* GIVEN PROBLEM *
Extract the data exactly, missing nothing.

* WORKING DATA *

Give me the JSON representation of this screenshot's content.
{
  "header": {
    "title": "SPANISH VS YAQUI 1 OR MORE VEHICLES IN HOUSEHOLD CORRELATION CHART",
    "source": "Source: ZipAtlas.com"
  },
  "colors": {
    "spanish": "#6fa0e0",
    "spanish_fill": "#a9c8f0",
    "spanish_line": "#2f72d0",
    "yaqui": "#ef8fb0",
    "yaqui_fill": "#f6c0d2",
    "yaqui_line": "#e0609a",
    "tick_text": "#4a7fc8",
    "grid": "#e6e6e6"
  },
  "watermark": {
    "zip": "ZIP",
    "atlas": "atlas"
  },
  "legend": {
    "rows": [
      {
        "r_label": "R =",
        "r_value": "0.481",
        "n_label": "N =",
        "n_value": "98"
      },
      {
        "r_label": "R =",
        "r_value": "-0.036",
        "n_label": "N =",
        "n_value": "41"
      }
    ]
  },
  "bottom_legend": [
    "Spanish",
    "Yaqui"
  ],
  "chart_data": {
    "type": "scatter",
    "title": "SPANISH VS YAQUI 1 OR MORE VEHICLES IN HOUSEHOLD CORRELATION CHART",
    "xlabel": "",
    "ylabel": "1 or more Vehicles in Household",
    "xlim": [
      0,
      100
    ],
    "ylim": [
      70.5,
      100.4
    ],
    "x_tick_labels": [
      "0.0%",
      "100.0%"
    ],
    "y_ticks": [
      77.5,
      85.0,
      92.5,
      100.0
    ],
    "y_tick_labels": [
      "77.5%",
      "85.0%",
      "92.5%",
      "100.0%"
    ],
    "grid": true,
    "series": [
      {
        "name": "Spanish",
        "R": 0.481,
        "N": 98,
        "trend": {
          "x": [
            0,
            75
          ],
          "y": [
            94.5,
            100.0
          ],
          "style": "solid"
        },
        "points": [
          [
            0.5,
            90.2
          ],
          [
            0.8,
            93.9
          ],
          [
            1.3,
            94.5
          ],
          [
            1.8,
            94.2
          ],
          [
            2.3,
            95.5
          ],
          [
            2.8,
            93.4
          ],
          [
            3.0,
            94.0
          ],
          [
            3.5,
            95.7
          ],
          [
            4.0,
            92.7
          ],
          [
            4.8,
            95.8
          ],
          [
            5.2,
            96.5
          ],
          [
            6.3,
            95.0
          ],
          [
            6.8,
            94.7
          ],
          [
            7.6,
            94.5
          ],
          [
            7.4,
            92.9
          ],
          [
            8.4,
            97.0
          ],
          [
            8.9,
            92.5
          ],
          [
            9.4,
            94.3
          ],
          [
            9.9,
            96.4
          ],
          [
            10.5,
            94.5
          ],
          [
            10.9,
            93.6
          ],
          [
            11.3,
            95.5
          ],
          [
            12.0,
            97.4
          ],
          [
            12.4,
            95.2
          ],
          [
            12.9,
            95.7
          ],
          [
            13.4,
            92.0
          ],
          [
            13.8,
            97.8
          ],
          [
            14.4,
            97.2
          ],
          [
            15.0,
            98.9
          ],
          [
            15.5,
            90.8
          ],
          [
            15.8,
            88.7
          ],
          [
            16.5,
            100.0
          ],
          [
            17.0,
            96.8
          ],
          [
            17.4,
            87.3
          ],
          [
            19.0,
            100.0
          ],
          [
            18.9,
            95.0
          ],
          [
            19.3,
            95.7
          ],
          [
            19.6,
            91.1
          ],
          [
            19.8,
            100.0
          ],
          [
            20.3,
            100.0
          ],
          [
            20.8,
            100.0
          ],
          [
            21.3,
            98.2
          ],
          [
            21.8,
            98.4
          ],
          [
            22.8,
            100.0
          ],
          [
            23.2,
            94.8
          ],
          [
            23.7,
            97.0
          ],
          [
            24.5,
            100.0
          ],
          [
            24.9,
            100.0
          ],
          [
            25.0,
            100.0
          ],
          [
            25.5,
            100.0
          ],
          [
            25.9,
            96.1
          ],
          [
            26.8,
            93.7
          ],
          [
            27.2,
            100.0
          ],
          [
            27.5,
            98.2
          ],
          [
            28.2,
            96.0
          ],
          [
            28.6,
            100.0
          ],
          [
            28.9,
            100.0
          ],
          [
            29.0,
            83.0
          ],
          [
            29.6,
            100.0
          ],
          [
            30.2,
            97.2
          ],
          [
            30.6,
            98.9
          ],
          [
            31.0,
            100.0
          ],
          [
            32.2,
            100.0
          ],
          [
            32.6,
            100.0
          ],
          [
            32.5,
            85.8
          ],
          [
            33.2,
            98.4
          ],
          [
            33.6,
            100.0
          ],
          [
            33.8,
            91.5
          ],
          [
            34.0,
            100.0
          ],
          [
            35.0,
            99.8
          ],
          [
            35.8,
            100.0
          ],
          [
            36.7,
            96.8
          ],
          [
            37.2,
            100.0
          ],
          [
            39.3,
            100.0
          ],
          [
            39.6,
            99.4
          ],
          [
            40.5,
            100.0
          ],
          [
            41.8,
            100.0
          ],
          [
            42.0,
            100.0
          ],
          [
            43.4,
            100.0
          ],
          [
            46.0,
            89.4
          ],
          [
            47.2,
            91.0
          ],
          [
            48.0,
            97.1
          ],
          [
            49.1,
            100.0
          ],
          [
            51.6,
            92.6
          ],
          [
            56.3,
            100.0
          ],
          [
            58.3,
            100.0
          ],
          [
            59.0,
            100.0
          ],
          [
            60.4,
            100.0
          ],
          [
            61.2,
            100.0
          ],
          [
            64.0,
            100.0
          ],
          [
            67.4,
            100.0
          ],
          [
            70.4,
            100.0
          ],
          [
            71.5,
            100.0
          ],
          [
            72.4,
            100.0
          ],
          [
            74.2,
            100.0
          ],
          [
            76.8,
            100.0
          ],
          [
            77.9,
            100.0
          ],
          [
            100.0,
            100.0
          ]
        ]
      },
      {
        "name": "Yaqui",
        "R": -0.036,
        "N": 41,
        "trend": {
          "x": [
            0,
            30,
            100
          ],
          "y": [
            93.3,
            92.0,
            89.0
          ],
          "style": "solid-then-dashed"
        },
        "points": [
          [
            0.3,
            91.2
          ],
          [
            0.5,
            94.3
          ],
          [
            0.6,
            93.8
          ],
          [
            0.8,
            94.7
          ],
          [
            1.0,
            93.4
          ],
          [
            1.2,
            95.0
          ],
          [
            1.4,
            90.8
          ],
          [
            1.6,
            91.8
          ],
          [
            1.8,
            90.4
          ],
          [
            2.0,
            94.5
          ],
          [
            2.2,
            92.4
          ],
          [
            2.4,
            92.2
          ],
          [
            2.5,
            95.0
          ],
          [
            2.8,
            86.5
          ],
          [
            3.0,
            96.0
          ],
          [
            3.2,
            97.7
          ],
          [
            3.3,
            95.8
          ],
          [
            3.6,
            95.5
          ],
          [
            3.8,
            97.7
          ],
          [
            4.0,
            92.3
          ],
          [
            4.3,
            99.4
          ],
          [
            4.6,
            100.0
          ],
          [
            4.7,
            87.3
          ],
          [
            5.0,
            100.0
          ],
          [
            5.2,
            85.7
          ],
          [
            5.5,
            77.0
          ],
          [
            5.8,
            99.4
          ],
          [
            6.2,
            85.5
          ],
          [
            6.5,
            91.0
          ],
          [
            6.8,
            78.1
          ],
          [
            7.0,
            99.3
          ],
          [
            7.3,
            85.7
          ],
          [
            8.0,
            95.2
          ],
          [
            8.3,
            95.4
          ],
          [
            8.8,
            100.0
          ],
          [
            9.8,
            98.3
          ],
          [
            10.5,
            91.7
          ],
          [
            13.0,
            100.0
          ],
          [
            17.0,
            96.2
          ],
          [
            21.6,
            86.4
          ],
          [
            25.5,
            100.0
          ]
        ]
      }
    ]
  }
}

* ANSWER TO THIS PROBLEM *
Give me the JSON representation of this screenshot's content.
{
  "header": {
    "title": "SPANISH VS YAQUI 1 OR MORE VEHICLES IN HOUSEHOLD CORRELATION CHART",
    "source": "Source: ZipAtlas.com"
  },
  "colors": {
    "spanish": "#6fa0e0",
    "spanish_fill": "#a9c8f0",
    "spanish_line": "#2f72d0",
    "yaqui": "#ef8fb0",
    "yaqui_fill": "#f6c0d2",
    "yaqui_line": "#e0609a",
    "tick_text": "#4a7fc8",
    "grid": "#e6e6e6"
  },
  "watermark": {
    "zip": "ZIP",
    "atlas": "atlas"
  },
  "legend": {
    "rows": [
      {
        "r_label": "R =",
        "r_value": "0.481",
        "n_label": "N =",
        "n_value": "98"
      },
      {
        "r_label": "R =",
        "r_value": "-0.036",
        "n_label": "N =",
        "n_value": "41"
      }
    ]
  },
  "bottom_legend": [
    "Spanish",
    "Yaqui"
  ],
  "chart_data": {
    "type": "scatter",
    "title": "SPANISH VS YAQUI 1 OR MORE VEHICLES IN HOUSEHOLD CORRELATION CHART",
    "xlabel": "",
    "ylabel": "1 or more Vehicles in Household",
    "xlim": [
      0,
      100
    ],
    "ylim": [
      70.5,
      100.4
    ],
    "x_tick_labels": [
      "0.0%",
      "100.0%"
    ],
    "y_ticks": [
      77.5,
      85.0,
      92.5,
      100.0
    ],
    "y_tick_labels": [
      "77.5%",
      "85.0%",
      "92.5%",
      "100.0%"
    ],
    "grid": true,
    "series": [
      {
        "name": "Spanish",
        "R": 0.481,
        "N": 98,
        "trend": {
          "x": [
            0,
            75
          ],
          "y": [
            94.5,
            100.0
          ],
          "style": "solid"
        },
        "points": [
          [
            0.5,
            90.2
          ],
          [
            0.8,
            93.9
          ],
          [
            1.3,
            94.5
          ],
          [
            1.8,
            94.2
          ],
          [
            2.3,
            95.5
          ],
          [
            2.8,
            93.4
          ],
          [
            3.0,
            94.0
          ],
          [
            3.5,
            95.7
          ],
          [
            4.0,
            92.7
          ],
          [
            4.8,
            95.8
          ],
          [
            5.2,
            96.5
          ],
          [
            6.3,
            95.0
          ],
          [
            6.8,
            94.7
          ],
          [
            7.6,
            94.5
          ],
          [
            7.4,
            92.9
          ],
          [
            8.4,
            97.0
          ],
          [
            8.9,
            92.5
          ],
          [
            9.4,
            94.3
          ],
          [
            9.9,
            96.4
          ],
          [
            10.5,
            94.5
          ],
          [
            10.9,
            93.6
          ],
          [
            11.3,
            95.5
          ],
          [
            12.0,
            97.4
          ],
          [
            12.4,
            95.2
          ],
          [
            12.9,
            95.7
          ],
          [
            13.4,
            92.0
          ],
          [
            13.8,
            97.8
          ],
          [
            14.4,
            97.2
          ],
          [
            15.0,
            98.9
          ],
          [
            15.5,
            90.8
          ],
          [
            15.8,
            88.7
          ],
          [
            16.5,
            100.0
          ],
          [
            17.0,
            96.8
          ],
          [
            17.4,
            87.3
          ],
          [
            19.0,
            100.0
          ],
          [
            18.9,
            95.0
          ],
          [
            19.3,
            95.7
          ],
          [
            19.6,
            91.1
          ],
          [
            19.8,
            100.0
          ],
          [
            20.3,
            100.0
          ],
          [
            20.8,
            100.0
          ],
          [
            21.3,
            98.2
          ],
          [
            21.8,
            98.4
          ],
          [
            22.8,
            100.0
          ],
          [
            23.2,
            94.8
          ],
          [
            23.7,
            97.0
          ],
          [
            24.5,
            100.0
          ],
          [
            24.9,
            100.0
          ],
          [
            25.0,
            100.0
          ],
          [
            25.5,
            100.0
          ],
          [
            25.9,
            96.1
          ],
          [
            26.8,
            93.7
          ],
          [
            27.2,
            100.0
          ],
          [
            27.5,
            98.2
          ],
          [
            28.2,
            96.0
          ],
          [
            28.6,
            100.0
          ],
          [
            28.9,
            100.0
          ],
          [
            29.0,
            83.0
          ],
          [
            29.6,
            100.0
          ],
          [
            30.2,
            97.2
          ],
          [
            30.6,
            98.9
          ],
          [
            31.0,
            100.0
          ],
          [
            32.2,
            100.0
          ],
          [
            32.6,
            100.0
          ],
          [
            32.5,
            85.8
          ],
          [
            33.2,
            98.4
          ],
          [
            33.6,
            100.0
          ],
          [
            33.8,
            91.5
          ],
          [
            34.0,
            100.0
          ],
          [
            35.0,
            99.8
          ],
          [
            35.8,
            100.0
          ],
          [
            36.7,
            96.8
          ],
          [
            37.2,
            100.0
          ],
          [
            39.3,
            100.0
          ],
          [
            39.6,
            99.4
          ],
          [
            40.5,
            100.0
          ],
          [
            41.8,
            100.0
          ],
          [
            42.0,
            100.0
          ],
          [
            43.4,
            100.0
          ],
          [
            46.0,
            89.4
          ],
          [
            47.2,
            91.0
          ],
          [
            48.0,
            97.1
          ],
          [
            49.1,
            100.0
          ],
          [
            51.6,
            92.6
          ],
          [
            56.3,
            100.0
          ],
          [
            58.3,
            100.0
          ],
          [
            59.0,
            100.0
          ],
          [
            60.4,
            100.0
          ],
          [
            61.2,
            100.0
          ],
          [
            64.0,
            100.0
          ],
          [
            67.4,
            100.0
          ],
          [
            70.4,
            100.0
          ],
          [
            71.5,
            100.0
          ],
          [
            72.4,
            100.0
          ],
          [
            74.2,
            100.0
          ],
          [
            76.8,
            100.0
          ],
          [
            77.9,
            100.0
          ],
          [
            100.0,
            100.0
          ]
        ]
      },
      {
        "name": "Yaqui",
        "R": -0.036,
        "N": 41,
        "trend": {
          "x": [
            0,
            30,
            100
          ],
          "y": [
            93.3,
            92.0,
            89.0
          ],
          "style": "solid-then-dashed"
        },
        "points": [
          [
            0.3,
            91.2
          ],
          [
            0.5,
            94.3
          ],
          [
            0.6,
            93.8
          ],
          [
            0.8,
            94.7
          ],
          [
            1.0,
            93.4
          ],
          [
            1.2,
            95.0
          ],
          [
            1.4,
            90.8
          ],
          [
            1.6,
            91.8
          ],
          [
            1.8,
            90.4
          ],
          [
            2.0,
            94.5
          ],
          [
            2.2,
            92.4
          ],
          [
            2.4,
            92.2
          ],
          [
            2.5,
            95.0
          ],
          [
            2.8,
            86.5
          ],
          [
            3.0,
            96.0
          ],
          [
            3.2,
            97.7
          ],
          [
            3.3,
            95.8
          ],
          [
            3.6,
            95.5
          ],
          [
            3.8,
            97.7
          ],
          [
            4.0,
            92.3
          ],
          [
            4.3,
            99.4
          ],
          [
            4.6,
            100.0
          ],
          [
            4.7,
            87.3
          ],
          [
            5.0,
            100.0
          ],
          [
            5.2,
            85.7
          ],
          [
            5.5,
            77.0
          ],
          [
            5.8,
            99.4
          ],
          [
            6.2,
            85.5
          ],
          [
            6.5,
            91.0
          ],
          [
            6.8,
            78.1
          ],
          [
            7.0,
            99.3
          ],
          [
            7.3,
            85.7
          ],
          [
            8.0,
            95.2
          ],
          [
            8.3,
            95.4
          ],
          [
            8.8,
            100.0
          ],
          [
            9.8,
            98.3
          ],
          [
            10.5,
            91.7
          ],
          [
            13.0,
            100.0
          ],
          [
            17.0,
            96.2
          ],
          [
            21.6,
            86.4
          ],
          [
            25.5,
            100.0
          ]
        ]
      }
    ]
  }
}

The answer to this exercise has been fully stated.